====== DATA TO USE ======

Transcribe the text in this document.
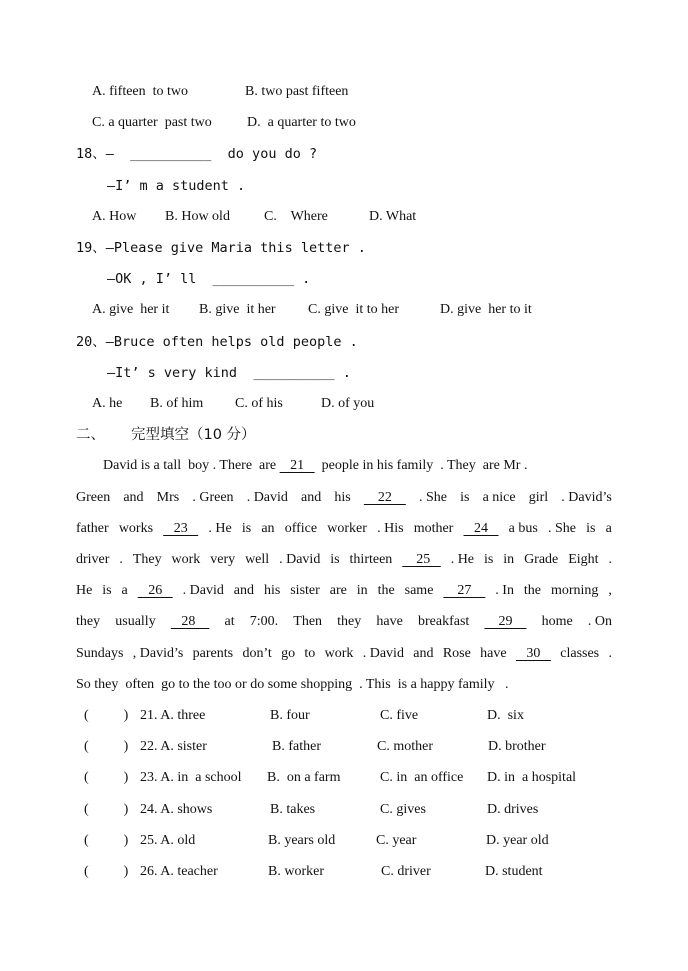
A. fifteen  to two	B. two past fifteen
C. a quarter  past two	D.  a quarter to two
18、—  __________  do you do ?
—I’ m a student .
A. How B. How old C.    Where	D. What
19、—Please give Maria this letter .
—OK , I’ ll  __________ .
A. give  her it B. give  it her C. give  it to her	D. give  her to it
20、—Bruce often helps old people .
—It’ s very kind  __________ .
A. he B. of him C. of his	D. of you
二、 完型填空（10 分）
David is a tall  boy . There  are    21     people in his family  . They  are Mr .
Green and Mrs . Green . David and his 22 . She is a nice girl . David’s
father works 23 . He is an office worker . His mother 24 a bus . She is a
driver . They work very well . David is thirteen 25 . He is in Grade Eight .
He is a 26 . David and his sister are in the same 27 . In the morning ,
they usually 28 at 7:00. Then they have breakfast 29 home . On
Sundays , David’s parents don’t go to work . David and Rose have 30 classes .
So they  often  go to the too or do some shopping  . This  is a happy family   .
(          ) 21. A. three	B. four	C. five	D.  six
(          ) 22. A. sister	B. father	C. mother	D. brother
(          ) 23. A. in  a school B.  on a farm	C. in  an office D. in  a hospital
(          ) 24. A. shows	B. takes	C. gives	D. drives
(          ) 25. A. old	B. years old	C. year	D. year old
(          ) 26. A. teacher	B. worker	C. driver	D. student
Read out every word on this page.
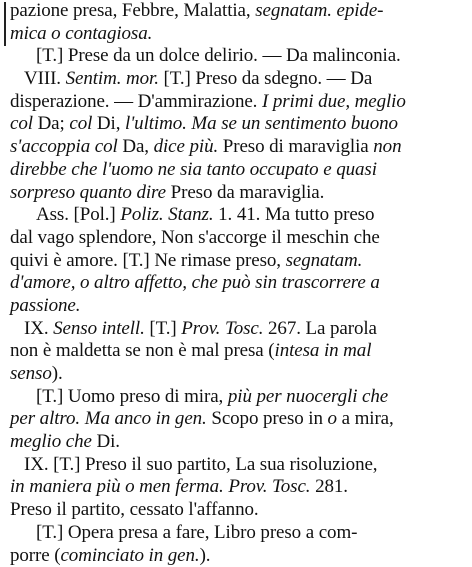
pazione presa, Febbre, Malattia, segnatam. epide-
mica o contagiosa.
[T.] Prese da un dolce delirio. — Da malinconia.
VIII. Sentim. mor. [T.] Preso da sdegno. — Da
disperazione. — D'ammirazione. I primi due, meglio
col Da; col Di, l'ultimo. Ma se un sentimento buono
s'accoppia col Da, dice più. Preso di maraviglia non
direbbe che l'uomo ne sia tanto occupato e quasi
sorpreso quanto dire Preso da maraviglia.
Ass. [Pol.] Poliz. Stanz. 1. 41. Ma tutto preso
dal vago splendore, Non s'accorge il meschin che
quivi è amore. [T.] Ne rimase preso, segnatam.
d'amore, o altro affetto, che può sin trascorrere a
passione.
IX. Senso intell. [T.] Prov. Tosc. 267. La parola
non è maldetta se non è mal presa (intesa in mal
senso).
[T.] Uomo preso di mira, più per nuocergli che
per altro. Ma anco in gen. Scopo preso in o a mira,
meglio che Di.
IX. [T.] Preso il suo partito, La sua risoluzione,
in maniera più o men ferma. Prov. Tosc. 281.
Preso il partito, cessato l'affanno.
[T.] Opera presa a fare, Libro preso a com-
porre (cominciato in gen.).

======

*PROMPT*
Scan the material above for the string "partito" and return the lines that hold it.

*FINAL ANSWER*
IX. [T.] Preso il suo partito, La sua risoluzione,
Preso il partito, cessato l'affanno.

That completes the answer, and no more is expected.